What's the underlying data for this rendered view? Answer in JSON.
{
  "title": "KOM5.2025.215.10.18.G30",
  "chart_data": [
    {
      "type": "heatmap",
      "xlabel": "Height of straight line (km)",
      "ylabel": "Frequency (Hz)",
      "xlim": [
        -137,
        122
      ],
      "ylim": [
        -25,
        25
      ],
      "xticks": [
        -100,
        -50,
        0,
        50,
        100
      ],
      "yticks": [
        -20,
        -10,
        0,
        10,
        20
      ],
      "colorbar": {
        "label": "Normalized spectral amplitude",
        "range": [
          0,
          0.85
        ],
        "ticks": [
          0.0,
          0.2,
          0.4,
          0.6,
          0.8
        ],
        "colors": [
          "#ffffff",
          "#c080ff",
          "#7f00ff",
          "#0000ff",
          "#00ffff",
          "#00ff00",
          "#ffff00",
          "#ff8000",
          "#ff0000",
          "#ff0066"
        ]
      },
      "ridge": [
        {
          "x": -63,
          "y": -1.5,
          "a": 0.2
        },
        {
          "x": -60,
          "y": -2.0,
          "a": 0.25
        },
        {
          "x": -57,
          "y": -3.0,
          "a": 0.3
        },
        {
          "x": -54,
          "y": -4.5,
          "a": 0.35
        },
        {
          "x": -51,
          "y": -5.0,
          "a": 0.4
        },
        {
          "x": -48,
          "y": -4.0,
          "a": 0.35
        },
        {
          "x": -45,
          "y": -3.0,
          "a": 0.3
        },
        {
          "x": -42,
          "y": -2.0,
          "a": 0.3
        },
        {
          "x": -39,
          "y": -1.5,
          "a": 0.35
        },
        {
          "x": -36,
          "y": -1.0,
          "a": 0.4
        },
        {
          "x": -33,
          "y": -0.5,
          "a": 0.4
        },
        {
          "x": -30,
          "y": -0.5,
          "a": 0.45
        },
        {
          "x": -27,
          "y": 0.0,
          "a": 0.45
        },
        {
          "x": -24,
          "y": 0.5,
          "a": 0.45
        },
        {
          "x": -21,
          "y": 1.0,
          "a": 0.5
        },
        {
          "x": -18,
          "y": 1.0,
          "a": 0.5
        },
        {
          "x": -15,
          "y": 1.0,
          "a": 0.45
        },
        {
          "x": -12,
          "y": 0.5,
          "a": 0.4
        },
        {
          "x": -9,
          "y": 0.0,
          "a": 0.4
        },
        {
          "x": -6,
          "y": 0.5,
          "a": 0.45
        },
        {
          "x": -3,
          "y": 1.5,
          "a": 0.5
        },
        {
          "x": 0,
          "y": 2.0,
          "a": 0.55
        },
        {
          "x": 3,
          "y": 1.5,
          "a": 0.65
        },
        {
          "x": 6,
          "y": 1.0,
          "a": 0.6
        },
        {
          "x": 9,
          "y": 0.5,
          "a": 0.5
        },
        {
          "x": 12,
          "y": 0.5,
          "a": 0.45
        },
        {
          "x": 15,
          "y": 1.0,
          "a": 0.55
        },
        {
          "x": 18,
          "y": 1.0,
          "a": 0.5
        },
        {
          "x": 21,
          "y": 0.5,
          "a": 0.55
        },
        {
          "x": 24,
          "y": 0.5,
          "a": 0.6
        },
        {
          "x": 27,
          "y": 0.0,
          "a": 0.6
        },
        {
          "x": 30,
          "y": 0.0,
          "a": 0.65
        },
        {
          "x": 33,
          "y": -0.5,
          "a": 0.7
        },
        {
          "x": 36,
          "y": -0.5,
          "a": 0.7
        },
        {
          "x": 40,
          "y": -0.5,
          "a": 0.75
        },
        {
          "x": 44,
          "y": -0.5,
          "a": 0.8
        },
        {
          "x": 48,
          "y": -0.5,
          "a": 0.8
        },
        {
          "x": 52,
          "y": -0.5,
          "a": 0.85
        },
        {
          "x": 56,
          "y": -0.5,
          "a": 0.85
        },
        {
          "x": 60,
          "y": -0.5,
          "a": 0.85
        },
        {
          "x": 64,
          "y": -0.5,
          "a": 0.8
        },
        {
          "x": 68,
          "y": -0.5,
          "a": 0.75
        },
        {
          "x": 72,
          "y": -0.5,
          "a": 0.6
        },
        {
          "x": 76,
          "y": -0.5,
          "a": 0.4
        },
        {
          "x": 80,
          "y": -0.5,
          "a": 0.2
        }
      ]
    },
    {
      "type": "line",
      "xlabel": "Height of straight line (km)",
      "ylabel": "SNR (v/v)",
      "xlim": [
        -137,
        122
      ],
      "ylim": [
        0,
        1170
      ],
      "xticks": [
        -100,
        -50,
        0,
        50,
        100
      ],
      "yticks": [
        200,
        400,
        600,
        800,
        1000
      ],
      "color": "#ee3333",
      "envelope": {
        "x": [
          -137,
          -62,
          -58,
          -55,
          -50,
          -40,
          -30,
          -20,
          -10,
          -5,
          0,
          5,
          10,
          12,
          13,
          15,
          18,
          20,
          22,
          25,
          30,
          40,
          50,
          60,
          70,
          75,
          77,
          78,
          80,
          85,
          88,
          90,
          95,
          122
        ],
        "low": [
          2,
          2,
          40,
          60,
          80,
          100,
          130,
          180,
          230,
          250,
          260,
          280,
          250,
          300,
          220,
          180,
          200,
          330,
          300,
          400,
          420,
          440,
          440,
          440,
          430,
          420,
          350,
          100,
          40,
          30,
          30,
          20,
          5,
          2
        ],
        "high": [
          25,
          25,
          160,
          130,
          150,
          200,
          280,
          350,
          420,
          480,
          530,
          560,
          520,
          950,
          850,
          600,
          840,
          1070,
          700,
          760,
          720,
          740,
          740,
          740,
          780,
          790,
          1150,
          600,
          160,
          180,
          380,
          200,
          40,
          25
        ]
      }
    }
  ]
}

§ §

__The task__:
Write the entries again, exactly as they stand.

__Output for this exercise__:
What's the underlying data for this rendered view? Answer in JSON.
{
  "title": "KOM5.2025.215.10.18.G30",
  "chart_data": [
    {
      "type": "heatmap",
      "xlabel": "Height of straight line (km)",
      "ylabel": "Frequency (Hz)",
      "xlim": [
        -137,
        122
      ],
      "ylim": [
        -25,
        25
      ],
      "xticks": [
        -100,
        -50,
        0,
        50,
        100
      ],
      "yticks": [
        -20,
        -10,
        0,
        10,
        20
      ],
      "colorbar": {
        "label": "Normalized spectral amplitude",
        "range": [
          0,
          0.85
        ],
        "ticks": [
          0.0,
          0.2,
          0.4,
          0.6,
          0.8
        ],
        "colors": [
          "#ffffff",
          "#c080ff",
          "#7f00ff",
          "#0000ff",
          "#00ffff",
          "#00ff00",
          "#ffff00",
          "#ff8000",
          "#ff0000",
          "#ff0066"
        ]
      },
      "ridge": [
        {
          "x": -63,
          "y": -1.5,
          "a": 0.2
        },
        {
          "x": -60,
          "y": -2.0,
          "a": 0.25
        },
        {
          "x": -57,
          "y": -3.0,
          "a": 0.3
        },
        {
          "x": -54,
          "y": -4.5,
          "a": 0.35
        },
        {
          "x": -51,
          "y": -5.0,
          "a": 0.4
        },
        {
          "x": -48,
          "y": -4.0,
          "a": 0.35
        },
        {
          "x": -45,
          "y": -3.0,
          "a": 0.3
        },
        {
          "x": -42,
          "y": -2.0,
          "a": 0.3
        },
        {
          "x": -39,
          "y": -1.5,
          "a": 0.35
        },
        {
          "x": -36,
          "y": -1.0,
          "a": 0.4
        },
        {
          "x": -33,
          "y": -0.5,
          "a": 0.4
        },
        {
          "x": -30,
          "y": -0.5,
          "a": 0.45
        },
        {
          "x": -27,
          "y": 0.0,
          "a": 0.45
        },
        {
          "x": -24,
          "y": 0.5,
          "a": 0.45
        },
        {
          "x": -21,
          "y": 1.0,
          "a": 0.5
        },
        {
          "x": -18,
          "y": 1.0,
          "a": 0.5
        },
        {
          "x": -15,
          "y": 1.0,
          "a": 0.45
        },
        {
          "x": -12,
          "y": 0.5,
          "a": 0.4
        },
        {
          "x": -9,
          "y": 0.0,
          "a": 0.4
        },
        {
          "x": -6,
          "y": 0.5,
          "a": 0.45
        },
        {
          "x": -3,
          "y": 1.5,
          "a": 0.5
        },
        {
          "x": 0,
          "y": 2.0,
          "a": 0.55
        },
        {
          "x": 3,
          "y": 1.5,
          "a": 0.65
        },
        {
          "x": 6,
          "y": 1.0,
          "a": 0.6
        },
        {
          "x": 9,
          "y": 0.5,
          "a": 0.5
        },
        {
          "x": 12,
          "y": 0.5,
          "a": 0.45
        },
        {
          "x": 15,
          "y": 1.0,
          "a": 0.55
        },
        {
          "x": 18,
          "y": 1.0,
          "a": 0.5
        },
        {
          "x": 21,
          "y": 0.5,
          "a": 0.55
        },
        {
          "x": 24,
          "y": 0.5,
          "a": 0.6
        },
        {
          "x": 27,
          "y": 0.0,
          "a": 0.6
        },
        {
          "x": 30,
          "y": 0.0,
          "a": 0.65
        },
        {
          "x": 33,
          "y": -0.5,
          "a": 0.7
        },
        {
          "x": 36,
          "y": -0.5,
          "a": 0.7
        },
        {
          "x": 40,
          "y": -0.5,
          "a": 0.75
        },
        {
          "x": 44,
          "y": -0.5,
          "a": 0.8
        },
        {
          "x": 48,
          "y": -0.5,
          "a": 0.8
        },
        {
          "x": 52,
          "y": -0.5,
          "a": 0.85
        },
        {
          "x": 56,
          "y": -0.5,
          "a": 0.85
        },
        {
          "x": 60,
          "y": -0.5,
          "a": 0.85
        },
        {
          "x": 64,
          "y": -0.5,
          "a": 0.8
        },
        {
          "x": 68,
          "y": -0.5,
          "a": 0.75
        },
        {
          "x": 72,
          "y": -0.5,
          "a": 0.6
        },
        {
          "x": 76,
          "y": -0.5,
          "a": 0.4
        },
        {
          "x": 80,
          "y": -0.5,
          "a": 0.2
        }
      ]
    },
    {
      "type": "line",
      "xlabel": "Height of straight line (km)",
      "ylabel": "SNR (v/v)",
      "xlim": [
        -137,
        122
      ],
      "ylim": [
        0,
        1170
      ],
      "xticks": [
        -100,
        -50,
        0,
        50,
        100
      ],
      "yticks": [
        200,
        400,
        600,
        800,
        1000
      ],
      "color": "#ee3333",
      "envelope": {
        "x": [
          -137,
          -62,
          -58,
          -55,
          -50,
          -40,
          -30,
          -20,
          -10,
          -5,
          0,
          5,
          10,
          12,
          13,
          15,
          18,
          20,
          22,
          25,
          30,
          40,
          50,
          60,
          70,
          75,
          77,
          78,
          80,
          85,
          88,
          90,
          95,
          122
        ],
        "low": [
          2,
          2,
          40,
          60,
          80,
          100,
          130,
          180,
          230,
          250,
          260,
          280,
          250,
          300,
          220,
          180,
          200,
          330,
          300,
          400,
          420,
          440,
          440,
          440,
          430,
          420,
          350,
          100,
          40,
          30,
          30,
          20,
          5,
          2
        ],
        "high": [
          25,
          25,
          160,
          130,
          150,
          200,
          280,
          350,
          420,
          480,
          530,
          560,
          520,
          950,
          850,
          600,
          840,
          1070,
          700,
          760,
          720,
          740,
          740,
          740,
          780,
          790,
          1150,
          600,
          160,
          180,
          380,
          200,
          40,
          25
        ]
      }
    }
  ]
}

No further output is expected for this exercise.